* Begin *
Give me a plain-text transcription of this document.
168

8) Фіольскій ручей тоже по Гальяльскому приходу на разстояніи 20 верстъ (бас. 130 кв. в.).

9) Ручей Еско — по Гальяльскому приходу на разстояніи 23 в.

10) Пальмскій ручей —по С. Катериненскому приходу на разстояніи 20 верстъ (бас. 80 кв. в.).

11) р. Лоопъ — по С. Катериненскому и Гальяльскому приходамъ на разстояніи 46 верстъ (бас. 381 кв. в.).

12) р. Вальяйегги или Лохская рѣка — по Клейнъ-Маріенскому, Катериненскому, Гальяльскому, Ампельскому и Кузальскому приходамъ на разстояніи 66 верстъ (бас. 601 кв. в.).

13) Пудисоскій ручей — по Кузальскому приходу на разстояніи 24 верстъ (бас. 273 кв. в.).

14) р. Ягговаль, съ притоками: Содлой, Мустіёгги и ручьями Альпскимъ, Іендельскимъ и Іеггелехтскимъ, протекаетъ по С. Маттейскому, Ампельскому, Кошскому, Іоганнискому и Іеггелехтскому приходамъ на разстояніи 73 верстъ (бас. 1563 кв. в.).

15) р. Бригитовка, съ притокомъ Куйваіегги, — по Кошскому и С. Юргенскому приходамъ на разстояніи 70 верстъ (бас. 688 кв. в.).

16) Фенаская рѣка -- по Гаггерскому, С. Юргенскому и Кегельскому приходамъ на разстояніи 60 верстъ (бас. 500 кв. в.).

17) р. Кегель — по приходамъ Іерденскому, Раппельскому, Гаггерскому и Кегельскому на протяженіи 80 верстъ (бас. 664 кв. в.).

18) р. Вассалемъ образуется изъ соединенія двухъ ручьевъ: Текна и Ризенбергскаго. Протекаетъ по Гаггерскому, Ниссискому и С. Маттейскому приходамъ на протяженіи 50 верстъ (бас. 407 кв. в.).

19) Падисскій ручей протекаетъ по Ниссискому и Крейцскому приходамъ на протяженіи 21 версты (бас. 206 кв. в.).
* End *
Task directions:
Write out all the entries exactly.

Solution to this problem:
Give me a plain-text transcription of this document.
168

8) Фіольскій ручей тоже по Гальяльскому приходу на разстояніи 20 верстъ (бас. 130 кв. в.).

9) Ручей Еско — по Гальяльскому приходу на разстояніи 23 в.

10) Пальмскій ручей —по С. Катериненскому приходу на разстояніи 20 верстъ (бас. 80 кв. в.).

11) р. Лоопъ — по С. Катериненскому и Гальяльскому приходамъ на разстояніи 46 верстъ (бас. 381 кв. в.).

12) р. Вальяйегги или Лохская рѣка — по Клейнъ-Маріенскому, Катериненскому, Гальяльскому, Ампельскому и Кузальскому приходамъ на разстояніи 66 верстъ (бас. 601 кв. в.).

13) Пудисоскій ручей — по Кузальскому приходу на разстояніи 24 верстъ (бас. 273 кв. в.).

14) р. Ягговаль, съ притоками: Содлой, Мустіёгги и ручьями Альпскимъ, Іендельскимъ и Іеггелехтскимъ, протекаетъ по С. Маттейскому, Ампельскому, Кошскому, Іоганнискому и Іеггелехтскому приходамъ на разстояніи 73 верстъ (бас. 1563 кв. в.).

15) р. Бригитовка, съ притокомъ Куйваіегги, — по Кошскому и С. Юргенскому приходамъ на разстояніи 70 верстъ (бас. 688 кв. в.).

16) Фенаская рѣка -- по Гаггерскому, С. Юргенскому и Кегельскому приходамъ на разстояніи 60 верстъ (бас. 500 кв. в.).

17) р. Кегель — по приходамъ Іерденскому, Раппельскому, Гаггерскому и Кегельскому на протяженіи 80 верстъ (бас. 664 кв. в.).

18) р. Вассалемъ образуется изъ соединенія двухъ ручьевъ: Текна и Ризенбергскаго. Протекаетъ по Гаггерскому, Ниссискому и С. Маттейскому приходамъ на протяженіи 50 верстъ (бас. 407 кв. в.).

19) Падисскій ручей протекаетъ по Ниссискому и Крейцскому приходамъ на протяженіи 21 версты (бас. 206 кв. в.).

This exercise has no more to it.